## Records supplied

»»

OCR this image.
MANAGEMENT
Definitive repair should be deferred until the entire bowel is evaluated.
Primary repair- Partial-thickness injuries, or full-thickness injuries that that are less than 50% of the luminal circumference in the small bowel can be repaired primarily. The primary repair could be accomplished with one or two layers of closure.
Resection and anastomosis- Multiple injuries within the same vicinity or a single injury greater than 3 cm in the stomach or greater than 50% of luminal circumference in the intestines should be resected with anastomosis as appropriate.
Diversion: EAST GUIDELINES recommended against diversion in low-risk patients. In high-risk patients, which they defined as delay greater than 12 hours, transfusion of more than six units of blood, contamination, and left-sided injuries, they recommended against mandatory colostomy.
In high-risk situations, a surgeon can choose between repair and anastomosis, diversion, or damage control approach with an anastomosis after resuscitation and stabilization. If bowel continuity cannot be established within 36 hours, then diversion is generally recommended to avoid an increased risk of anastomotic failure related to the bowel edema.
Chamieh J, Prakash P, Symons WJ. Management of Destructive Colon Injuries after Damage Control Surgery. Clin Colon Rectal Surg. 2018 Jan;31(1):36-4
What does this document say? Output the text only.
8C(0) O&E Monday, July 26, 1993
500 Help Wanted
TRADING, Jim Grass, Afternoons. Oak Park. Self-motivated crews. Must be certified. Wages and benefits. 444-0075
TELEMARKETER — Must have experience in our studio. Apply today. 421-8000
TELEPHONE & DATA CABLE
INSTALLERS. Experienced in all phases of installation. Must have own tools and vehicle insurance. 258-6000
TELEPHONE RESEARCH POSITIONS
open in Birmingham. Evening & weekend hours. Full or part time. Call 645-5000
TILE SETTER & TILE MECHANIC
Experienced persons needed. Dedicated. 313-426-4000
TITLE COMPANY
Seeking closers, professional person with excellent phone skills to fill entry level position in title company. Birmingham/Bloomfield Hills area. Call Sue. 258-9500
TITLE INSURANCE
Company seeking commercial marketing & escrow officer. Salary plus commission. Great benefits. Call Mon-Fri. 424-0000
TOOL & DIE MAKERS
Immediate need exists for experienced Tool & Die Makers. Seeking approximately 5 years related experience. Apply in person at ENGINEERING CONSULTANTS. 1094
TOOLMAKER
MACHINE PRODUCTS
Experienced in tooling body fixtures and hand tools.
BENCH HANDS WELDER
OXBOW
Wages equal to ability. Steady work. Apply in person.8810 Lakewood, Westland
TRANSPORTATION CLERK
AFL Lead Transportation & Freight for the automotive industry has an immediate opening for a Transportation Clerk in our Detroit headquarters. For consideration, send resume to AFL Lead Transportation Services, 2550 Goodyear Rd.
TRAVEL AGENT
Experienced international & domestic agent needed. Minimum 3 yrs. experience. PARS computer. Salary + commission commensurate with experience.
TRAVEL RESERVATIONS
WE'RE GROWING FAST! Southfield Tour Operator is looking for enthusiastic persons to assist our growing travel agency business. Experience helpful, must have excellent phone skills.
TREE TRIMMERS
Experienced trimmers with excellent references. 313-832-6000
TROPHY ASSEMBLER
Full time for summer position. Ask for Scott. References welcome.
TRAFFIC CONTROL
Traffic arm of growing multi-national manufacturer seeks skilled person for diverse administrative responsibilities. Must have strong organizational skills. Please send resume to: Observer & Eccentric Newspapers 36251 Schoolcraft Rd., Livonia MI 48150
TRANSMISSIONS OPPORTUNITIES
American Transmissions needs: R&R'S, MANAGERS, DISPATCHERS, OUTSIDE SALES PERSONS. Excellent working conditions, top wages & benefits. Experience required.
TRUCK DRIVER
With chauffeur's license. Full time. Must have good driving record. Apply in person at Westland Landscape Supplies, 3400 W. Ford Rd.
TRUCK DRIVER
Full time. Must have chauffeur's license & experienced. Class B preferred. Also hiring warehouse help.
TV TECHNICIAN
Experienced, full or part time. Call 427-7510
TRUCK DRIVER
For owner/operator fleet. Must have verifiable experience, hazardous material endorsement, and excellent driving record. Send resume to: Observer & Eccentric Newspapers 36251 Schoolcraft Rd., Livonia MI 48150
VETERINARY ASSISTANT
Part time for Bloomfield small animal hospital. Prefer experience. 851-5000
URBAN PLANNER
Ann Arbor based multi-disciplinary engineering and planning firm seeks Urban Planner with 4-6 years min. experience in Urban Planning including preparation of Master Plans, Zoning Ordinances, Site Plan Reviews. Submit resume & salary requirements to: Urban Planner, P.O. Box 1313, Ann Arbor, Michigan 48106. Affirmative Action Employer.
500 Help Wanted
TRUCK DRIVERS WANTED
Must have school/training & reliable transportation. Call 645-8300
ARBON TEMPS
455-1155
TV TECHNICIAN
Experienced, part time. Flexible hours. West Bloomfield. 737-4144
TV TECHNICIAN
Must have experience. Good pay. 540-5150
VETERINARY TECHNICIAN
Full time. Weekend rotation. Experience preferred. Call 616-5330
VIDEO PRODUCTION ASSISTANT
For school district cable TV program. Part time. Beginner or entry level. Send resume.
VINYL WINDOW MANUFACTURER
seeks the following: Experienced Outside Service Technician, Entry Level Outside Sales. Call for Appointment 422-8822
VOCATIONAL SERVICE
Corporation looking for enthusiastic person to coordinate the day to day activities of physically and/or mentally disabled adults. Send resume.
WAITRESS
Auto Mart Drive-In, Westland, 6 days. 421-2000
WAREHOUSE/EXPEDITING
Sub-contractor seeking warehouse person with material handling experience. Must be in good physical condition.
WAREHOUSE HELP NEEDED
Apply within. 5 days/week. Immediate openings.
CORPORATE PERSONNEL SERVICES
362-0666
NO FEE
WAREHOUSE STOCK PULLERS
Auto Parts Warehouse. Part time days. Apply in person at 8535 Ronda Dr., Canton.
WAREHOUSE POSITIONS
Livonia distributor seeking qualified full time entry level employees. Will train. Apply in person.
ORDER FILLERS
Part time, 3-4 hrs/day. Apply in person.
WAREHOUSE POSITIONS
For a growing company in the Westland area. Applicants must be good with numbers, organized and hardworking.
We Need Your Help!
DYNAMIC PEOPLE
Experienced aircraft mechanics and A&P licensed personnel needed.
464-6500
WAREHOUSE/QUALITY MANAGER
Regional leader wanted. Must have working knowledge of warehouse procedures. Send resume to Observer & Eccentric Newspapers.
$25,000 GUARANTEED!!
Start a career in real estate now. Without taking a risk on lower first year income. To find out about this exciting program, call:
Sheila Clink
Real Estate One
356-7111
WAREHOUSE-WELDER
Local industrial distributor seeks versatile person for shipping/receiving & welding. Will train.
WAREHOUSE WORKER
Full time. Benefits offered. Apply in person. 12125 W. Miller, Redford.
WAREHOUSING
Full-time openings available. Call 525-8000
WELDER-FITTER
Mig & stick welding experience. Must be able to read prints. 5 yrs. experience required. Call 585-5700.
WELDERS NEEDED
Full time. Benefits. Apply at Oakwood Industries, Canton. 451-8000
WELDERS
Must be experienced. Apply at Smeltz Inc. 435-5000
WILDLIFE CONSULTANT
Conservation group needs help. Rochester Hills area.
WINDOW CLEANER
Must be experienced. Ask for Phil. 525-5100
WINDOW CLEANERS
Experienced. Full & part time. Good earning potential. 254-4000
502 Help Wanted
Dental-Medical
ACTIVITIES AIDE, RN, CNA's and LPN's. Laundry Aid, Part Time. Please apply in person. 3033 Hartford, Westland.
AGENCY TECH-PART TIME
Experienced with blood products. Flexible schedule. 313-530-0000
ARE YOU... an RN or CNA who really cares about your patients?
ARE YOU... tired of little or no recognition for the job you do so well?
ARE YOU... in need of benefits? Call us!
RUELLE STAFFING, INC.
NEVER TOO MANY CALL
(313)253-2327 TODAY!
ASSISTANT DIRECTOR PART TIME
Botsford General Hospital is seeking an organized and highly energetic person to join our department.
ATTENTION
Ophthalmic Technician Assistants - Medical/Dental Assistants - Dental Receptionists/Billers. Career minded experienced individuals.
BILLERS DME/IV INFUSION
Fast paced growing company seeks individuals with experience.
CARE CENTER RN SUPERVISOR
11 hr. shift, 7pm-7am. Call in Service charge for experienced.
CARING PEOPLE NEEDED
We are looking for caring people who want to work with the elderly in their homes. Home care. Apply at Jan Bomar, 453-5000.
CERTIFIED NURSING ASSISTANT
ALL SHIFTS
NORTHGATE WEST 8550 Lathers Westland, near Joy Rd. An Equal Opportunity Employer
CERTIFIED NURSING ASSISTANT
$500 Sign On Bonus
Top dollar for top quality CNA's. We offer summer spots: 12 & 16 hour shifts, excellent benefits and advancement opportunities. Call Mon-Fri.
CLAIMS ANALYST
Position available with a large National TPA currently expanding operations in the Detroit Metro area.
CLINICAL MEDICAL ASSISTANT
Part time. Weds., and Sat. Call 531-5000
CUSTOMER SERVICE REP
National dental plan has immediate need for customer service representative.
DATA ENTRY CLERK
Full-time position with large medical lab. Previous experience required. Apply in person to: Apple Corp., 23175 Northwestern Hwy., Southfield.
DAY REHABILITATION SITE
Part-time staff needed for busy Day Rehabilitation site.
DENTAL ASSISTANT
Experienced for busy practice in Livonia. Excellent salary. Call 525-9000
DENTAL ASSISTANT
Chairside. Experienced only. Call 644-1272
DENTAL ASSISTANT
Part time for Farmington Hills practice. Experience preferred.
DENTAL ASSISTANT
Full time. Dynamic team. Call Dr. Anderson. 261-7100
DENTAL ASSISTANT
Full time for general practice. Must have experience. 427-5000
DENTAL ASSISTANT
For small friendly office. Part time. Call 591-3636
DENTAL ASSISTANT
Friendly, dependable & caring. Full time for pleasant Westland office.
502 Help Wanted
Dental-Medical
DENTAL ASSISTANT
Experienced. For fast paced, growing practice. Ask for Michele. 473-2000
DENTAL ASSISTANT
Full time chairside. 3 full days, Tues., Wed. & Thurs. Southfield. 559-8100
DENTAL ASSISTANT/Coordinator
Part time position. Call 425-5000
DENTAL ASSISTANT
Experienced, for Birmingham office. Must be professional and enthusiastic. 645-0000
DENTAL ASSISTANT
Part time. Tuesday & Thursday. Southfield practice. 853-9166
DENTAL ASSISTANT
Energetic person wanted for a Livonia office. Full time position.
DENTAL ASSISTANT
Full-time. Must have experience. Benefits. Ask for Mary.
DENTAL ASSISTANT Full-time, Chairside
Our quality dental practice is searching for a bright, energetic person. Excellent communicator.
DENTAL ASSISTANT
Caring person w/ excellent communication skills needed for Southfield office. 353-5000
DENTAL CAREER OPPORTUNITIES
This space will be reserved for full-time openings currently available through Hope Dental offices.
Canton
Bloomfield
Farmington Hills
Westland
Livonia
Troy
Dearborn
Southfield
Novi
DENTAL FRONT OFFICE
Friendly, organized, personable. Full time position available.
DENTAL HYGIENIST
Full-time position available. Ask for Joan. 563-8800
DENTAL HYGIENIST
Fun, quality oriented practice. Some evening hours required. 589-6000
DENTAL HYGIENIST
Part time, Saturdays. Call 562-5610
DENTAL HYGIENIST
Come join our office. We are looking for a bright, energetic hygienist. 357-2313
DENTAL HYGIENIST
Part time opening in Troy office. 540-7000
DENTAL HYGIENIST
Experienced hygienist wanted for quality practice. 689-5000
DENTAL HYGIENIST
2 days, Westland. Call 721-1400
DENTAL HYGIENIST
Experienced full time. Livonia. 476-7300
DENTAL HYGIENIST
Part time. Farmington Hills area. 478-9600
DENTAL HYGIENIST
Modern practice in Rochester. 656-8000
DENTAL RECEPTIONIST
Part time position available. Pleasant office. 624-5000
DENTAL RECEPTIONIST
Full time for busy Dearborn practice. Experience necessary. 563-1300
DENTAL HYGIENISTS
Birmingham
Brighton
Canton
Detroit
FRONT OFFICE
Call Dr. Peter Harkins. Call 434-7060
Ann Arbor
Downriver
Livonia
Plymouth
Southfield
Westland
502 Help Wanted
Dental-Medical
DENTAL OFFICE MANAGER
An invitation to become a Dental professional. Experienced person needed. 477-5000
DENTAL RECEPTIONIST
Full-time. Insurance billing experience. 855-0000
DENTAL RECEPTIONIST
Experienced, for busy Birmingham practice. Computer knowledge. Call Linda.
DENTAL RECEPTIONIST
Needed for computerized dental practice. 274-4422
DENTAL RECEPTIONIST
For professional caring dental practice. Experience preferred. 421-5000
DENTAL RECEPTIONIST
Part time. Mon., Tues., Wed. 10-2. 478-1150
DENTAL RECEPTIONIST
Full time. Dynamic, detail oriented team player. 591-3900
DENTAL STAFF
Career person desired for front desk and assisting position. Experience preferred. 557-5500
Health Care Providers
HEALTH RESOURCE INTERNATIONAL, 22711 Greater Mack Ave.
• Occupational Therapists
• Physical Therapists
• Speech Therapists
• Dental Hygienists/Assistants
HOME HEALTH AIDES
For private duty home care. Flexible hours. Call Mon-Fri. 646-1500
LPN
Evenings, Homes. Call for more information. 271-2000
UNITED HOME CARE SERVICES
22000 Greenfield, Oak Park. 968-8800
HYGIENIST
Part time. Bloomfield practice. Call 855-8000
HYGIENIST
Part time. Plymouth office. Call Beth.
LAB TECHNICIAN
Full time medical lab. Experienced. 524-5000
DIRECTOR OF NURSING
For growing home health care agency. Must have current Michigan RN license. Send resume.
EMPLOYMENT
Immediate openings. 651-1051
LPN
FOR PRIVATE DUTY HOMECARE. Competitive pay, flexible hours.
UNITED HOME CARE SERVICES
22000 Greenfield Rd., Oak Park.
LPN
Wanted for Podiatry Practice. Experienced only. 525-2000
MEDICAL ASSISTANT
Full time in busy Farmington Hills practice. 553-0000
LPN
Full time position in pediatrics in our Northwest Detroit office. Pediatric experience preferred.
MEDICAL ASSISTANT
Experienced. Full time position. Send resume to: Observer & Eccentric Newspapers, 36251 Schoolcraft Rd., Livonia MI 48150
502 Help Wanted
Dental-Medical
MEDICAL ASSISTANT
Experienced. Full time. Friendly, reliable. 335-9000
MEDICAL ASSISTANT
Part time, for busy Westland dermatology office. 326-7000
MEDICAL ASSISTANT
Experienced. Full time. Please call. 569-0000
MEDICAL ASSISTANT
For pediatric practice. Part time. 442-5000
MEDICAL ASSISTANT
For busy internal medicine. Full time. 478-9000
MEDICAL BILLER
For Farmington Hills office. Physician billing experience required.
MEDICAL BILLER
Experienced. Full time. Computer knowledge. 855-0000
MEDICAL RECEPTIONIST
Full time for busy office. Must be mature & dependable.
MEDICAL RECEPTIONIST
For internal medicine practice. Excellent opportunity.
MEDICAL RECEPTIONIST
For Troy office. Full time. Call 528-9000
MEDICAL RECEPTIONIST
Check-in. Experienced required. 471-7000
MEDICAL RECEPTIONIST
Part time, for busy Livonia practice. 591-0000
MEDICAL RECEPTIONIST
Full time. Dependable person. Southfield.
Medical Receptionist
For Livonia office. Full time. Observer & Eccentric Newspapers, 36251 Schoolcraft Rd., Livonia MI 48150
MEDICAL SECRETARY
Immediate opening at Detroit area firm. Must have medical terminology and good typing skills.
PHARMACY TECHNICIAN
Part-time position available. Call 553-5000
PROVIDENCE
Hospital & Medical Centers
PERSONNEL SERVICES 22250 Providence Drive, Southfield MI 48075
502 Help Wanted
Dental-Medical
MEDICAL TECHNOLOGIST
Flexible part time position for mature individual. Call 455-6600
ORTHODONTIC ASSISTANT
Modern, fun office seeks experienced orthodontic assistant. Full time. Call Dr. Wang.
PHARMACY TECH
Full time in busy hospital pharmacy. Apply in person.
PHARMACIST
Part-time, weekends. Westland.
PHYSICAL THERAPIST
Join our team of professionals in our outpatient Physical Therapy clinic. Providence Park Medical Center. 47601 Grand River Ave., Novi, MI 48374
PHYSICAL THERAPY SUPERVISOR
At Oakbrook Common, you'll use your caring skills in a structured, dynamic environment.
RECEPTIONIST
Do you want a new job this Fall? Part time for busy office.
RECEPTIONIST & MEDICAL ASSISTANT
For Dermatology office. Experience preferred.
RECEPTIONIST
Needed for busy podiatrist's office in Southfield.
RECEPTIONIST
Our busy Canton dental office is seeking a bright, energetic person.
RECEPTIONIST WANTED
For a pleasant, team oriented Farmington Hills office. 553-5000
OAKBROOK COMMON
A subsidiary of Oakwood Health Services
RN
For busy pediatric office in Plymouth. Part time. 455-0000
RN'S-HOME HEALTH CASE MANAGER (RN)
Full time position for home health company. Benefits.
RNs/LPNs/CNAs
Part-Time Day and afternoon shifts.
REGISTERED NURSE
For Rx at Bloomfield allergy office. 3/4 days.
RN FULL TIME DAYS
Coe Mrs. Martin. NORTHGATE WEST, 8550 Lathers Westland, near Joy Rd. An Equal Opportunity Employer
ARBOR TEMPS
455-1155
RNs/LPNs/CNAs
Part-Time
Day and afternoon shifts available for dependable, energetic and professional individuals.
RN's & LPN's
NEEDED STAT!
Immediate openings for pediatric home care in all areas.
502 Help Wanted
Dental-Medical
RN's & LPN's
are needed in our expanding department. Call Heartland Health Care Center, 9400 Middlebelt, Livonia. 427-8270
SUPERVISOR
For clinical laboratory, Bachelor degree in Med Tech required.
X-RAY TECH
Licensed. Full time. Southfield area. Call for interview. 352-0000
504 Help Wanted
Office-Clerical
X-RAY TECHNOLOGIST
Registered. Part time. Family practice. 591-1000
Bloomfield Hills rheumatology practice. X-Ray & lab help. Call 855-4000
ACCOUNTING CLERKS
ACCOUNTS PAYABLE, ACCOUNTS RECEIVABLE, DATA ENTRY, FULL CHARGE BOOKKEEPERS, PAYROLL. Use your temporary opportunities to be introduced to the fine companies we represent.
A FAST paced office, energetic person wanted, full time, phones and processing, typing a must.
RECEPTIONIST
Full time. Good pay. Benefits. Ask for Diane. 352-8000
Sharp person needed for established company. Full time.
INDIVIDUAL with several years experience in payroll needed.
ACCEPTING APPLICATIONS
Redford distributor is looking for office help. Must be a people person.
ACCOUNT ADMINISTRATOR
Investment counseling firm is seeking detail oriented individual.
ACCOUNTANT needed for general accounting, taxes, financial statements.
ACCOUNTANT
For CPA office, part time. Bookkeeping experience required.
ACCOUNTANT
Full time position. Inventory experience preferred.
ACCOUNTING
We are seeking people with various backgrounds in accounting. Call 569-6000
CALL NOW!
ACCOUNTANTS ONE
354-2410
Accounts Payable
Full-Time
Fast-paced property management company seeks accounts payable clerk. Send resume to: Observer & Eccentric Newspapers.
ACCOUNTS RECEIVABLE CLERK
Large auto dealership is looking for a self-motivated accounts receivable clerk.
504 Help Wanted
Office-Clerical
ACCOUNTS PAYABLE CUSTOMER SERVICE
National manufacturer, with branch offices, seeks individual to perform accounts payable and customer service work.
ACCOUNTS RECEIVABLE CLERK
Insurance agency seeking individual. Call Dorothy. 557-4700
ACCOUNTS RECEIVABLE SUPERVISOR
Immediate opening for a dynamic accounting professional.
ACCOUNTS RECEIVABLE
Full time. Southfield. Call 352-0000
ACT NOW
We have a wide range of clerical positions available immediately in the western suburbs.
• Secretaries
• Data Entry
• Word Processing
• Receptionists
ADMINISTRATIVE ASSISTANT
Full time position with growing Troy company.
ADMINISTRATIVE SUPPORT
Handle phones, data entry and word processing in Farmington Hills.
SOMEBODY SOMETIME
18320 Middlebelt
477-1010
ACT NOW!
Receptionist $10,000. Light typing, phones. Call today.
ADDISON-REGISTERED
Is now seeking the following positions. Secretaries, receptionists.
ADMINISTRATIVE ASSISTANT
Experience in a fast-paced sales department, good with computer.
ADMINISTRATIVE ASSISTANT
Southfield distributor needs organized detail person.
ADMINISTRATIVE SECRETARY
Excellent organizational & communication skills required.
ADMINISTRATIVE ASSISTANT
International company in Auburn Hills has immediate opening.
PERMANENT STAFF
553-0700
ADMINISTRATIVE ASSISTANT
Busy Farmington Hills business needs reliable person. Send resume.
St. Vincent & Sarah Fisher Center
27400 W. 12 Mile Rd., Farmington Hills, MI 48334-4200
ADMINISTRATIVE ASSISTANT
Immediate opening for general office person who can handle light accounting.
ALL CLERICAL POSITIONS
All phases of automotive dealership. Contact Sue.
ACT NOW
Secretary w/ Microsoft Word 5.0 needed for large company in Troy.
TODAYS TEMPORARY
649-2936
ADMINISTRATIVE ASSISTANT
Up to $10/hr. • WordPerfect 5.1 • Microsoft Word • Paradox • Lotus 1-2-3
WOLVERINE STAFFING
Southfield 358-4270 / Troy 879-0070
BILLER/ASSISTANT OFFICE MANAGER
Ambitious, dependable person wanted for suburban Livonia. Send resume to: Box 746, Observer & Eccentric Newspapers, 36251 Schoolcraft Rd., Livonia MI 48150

««

## Work to be completed
Establish how many lines of the data above contain "about". State that number and no more.

## Answer section
2